Dataset listings of figures:

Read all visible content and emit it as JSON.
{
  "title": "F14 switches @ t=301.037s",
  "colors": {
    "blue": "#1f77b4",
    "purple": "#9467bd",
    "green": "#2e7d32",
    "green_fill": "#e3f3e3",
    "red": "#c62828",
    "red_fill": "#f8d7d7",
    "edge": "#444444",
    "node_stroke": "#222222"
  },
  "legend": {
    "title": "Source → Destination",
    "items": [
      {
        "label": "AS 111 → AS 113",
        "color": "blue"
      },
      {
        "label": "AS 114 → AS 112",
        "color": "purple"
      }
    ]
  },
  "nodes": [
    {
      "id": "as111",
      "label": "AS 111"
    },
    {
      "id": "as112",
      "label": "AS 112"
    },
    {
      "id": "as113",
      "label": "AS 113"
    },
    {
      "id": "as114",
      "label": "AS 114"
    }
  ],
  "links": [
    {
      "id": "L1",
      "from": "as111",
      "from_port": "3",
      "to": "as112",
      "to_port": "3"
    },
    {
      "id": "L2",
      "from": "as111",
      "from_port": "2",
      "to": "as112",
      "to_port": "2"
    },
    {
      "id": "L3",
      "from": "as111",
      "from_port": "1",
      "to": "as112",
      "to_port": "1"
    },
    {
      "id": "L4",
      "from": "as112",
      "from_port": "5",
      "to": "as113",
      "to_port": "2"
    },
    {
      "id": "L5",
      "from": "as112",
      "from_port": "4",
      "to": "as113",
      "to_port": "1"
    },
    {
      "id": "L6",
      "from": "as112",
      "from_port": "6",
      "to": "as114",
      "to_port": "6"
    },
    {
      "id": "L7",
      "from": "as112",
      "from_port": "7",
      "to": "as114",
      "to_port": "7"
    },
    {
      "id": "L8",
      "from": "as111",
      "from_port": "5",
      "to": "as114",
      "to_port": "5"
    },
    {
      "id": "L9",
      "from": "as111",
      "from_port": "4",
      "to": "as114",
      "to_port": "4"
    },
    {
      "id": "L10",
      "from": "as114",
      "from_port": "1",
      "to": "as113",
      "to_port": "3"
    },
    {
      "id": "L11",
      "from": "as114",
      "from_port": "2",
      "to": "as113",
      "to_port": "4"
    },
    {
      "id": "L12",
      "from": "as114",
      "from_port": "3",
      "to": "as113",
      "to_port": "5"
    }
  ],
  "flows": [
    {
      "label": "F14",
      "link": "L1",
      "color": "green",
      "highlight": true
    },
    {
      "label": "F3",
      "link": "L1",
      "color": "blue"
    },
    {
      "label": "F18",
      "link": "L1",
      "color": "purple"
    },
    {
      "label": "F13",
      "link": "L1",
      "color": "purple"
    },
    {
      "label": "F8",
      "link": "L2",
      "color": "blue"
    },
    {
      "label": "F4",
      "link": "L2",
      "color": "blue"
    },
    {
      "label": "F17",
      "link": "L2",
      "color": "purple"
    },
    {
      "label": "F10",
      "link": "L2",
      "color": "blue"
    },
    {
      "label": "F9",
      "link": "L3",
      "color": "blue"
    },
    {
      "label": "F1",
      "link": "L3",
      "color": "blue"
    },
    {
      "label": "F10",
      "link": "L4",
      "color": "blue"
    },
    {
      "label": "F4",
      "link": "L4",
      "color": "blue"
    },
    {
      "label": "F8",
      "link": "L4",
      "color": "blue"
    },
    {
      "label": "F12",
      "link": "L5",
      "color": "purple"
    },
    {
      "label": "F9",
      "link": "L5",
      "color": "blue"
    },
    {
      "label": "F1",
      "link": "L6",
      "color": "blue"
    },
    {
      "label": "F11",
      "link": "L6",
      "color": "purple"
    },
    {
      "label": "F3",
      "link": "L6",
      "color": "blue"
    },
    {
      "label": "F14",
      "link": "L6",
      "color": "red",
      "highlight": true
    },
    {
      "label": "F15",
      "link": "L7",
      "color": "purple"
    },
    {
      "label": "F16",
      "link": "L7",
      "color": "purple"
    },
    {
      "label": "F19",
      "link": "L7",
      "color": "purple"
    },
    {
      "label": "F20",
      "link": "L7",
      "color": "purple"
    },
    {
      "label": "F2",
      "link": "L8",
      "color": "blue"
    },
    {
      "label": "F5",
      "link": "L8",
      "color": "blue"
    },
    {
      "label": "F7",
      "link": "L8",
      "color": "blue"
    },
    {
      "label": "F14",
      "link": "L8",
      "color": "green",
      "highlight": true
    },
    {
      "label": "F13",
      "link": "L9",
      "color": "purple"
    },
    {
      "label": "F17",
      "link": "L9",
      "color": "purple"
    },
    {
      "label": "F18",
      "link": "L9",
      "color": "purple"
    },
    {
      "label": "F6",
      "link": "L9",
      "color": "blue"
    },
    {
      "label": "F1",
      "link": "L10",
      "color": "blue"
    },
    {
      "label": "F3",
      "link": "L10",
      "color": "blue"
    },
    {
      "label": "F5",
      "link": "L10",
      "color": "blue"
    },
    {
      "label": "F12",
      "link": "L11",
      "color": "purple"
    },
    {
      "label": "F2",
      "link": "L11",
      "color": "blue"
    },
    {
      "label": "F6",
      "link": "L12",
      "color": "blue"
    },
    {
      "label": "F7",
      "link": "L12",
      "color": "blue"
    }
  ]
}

# Given problem:
The entries above should be repeated exactly, every one of them.

# Response to this exercise:
Read all visible content and emit it as JSON.
{
  "title": "F14 switches @ t=301.037s",
  "colors": {
    "blue": "#1f77b4",
    "purple": "#9467bd",
    "green": "#2e7d32",
    "green_fill": "#e3f3e3",
    "red": "#c62828",
    "red_fill": "#f8d7d7",
    "edge": "#444444",
    "node_stroke": "#222222"
  },
  "legend": {
    "title": "Source → Destination",
    "items": [
      {
        "label": "AS 111 → AS 113",
        "color": "blue"
      },
      {
        "label": "AS 114 → AS 112",
        "color": "purple"
      }
    ]
  },
  "nodes": [
    {
      "id": "as111",
      "label": "AS 111"
    },
    {
      "id": "as112",
      "label": "AS 112"
    },
    {
      "id": "as113",
      "label": "AS 113"
    },
    {
      "id": "as114",
      "label": "AS 114"
    }
  ],
  "links": [
    {
      "id": "L1",
      "from": "as111",
      "from_port": "3",
      "to": "as112",
      "to_port": "3"
    },
    {
      "id": "L2",
      "from": "as111",
      "from_port": "2",
      "to": "as112",
      "to_port": "2"
    },
    {
      "id": "L3",
      "from": "as111",
      "from_port": "1",
      "to": "as112",
      "to_port": "1"
    },
    {
      "id": "L4",
      "from": "as112",
      "from_port": "5",
      "to": "as113",
      "to_port": "2"
    },
    {
      "id": "L5",
      "from": "as112",
      "from_port": "4",
      "to": "as113",
      "to_port": "1"
    },
    {
      "id": "L6",
      "from": "as112",
      "from_port": "6",
      "to": "as114",
      "to_port": "6"
    },
    {
      "id": "L7",
      "from": "as112",
      "from_port": "7",
      "to": "as114",
      "to_port": "7"
    },
    {
      "id": "L8",
      "from": "as111",
      "from_port": "5",
      "to": "as114",
      "to_port": "5"
    },
    {
      "id": "L9",
      "from": "as111",
      "from_port": "4",
      "to": "as114",
      "to_port": "4"
    },
    {
      "id": "L10",
      "from": "as114",
      "from_port": "1",
      "to": "as113",
      "to_port": "3"
    },
    {
      "id": "L11",
      "from": "as114",
      "from_port": "2",
      "to": "as113",
      "to_port": "4"
    },
    {
      "id": "L12",
      "from": "as114",
      "from_port": "3",
      "to": "as113",
      "to_port": "5"
    }
  ],
  "flows": [
    {
      "label": "F14",
      "link": "L1",
      "color": "green",
      "highlight": true
    },
    {
      "label": "F3",
      "link": "L1",
      "color": "blue"
    },
    {
      "label": "F18",
      "link": "L1",
      "color": "purple"
    },
    {
      "label": "F13",
      "link": "L1",
      "color": "purple"
    },
    {
      "label": "F8",
      "link": "L2",
      "color": "blue"
    },
    {
      "label": "F4",
      "link": "L2",
      "color": "blue"
    },
    {
      "label": "F17",
      "link": "L2",
      "color": "purple"
    },
    {
      "label": "F10",
      "link": "L2",
      "color": "blue"
    },
    {
      "label": "F9",
      "link": "L3",
      "color": "blue"
    },
    {
      "label": "F1",
      "link": "L3",
      "color": "blue"
    },
    {
      "label": "F10",
      "link": "L4",
      "color": "blue"
    },
    {
      "label": "F4",
      "link": "L4",
      "color": "blue"
    },
    {
      "label": "F8",
      "link": "L4",
      "color": "blue"
    },
    {
      "label": "F12",
      "link": "L5",
      "color": "purple"
    },
    {
      "label": "F9",
      "link": "L5",
      "color": "blue"
    },
    {
      "label": "F1",
      "link": "L6",
      "color": "blue"
    },
    {
      "label": "F11",
      "link": "L6",
      "color": "purple"
    },
    {
      "label": "F3",
      "link": "L6",
      "color": "blue"
    },
    {
      "label": "F14",
      "link": "L6",
      "color": "red",
      "highlight": true
    },
    {
      "label": "F15",
      "link": "L7",
      "color": "purple"
    },
    {
      "label": "F16",
      "link": "L7",
      "color": "purple"
    },
    {
      "label": "F19",
      "link": "L7",
      "color": "purple"
    },
    {
      "label": "F20",
      "link": "L7",
      "color": "purple"
    },
    {
      "label": "F2",
      "link": "L8",
      "color": "blue"
    },
    {
      "label": "F5",
      "link": "L8",
      "color": "blue"
    },
    {
      "label": "F7",
      "link": "L8",
      "color": "blue"
    },
    {
      "label": "F14",
      "link": "L8",
      "color": "green",
      "highlight": true
    },
    {
      "label": "F13",
      "link": "L9",
      "color": "purple"
    },
    {
      "label": "F17",
      "link": "L9",
      "color": "purple"
    },
    {
      "label": "F18",
      "link": "L9",
      "color": "purple"
    },
    {
      "label": "F6",
      "link": "L9",
      "color": "blue"
    },
    {
      "label": "F1",
      "link": "L10",
      "color": "blue"
    },
    {
      "label": "F3",
      "link": "L10",
      "color": "blue"
    },
    {
      "label": "F5",
      "link": "L10",
      "color": "blue"
    },
    {
      "label": "F12",
      "link": "L11",
      "color": "purple"
    },
    {
      "label": "F2",
      "link": "L11",
      "color": "blue"
    },
    {
      "label": "F6",
      "link": "L12",
      "color": "blue"
    },
    {
      "label": "F7",
      "link": "L12",
      "color": "blue"
    }
  ]
}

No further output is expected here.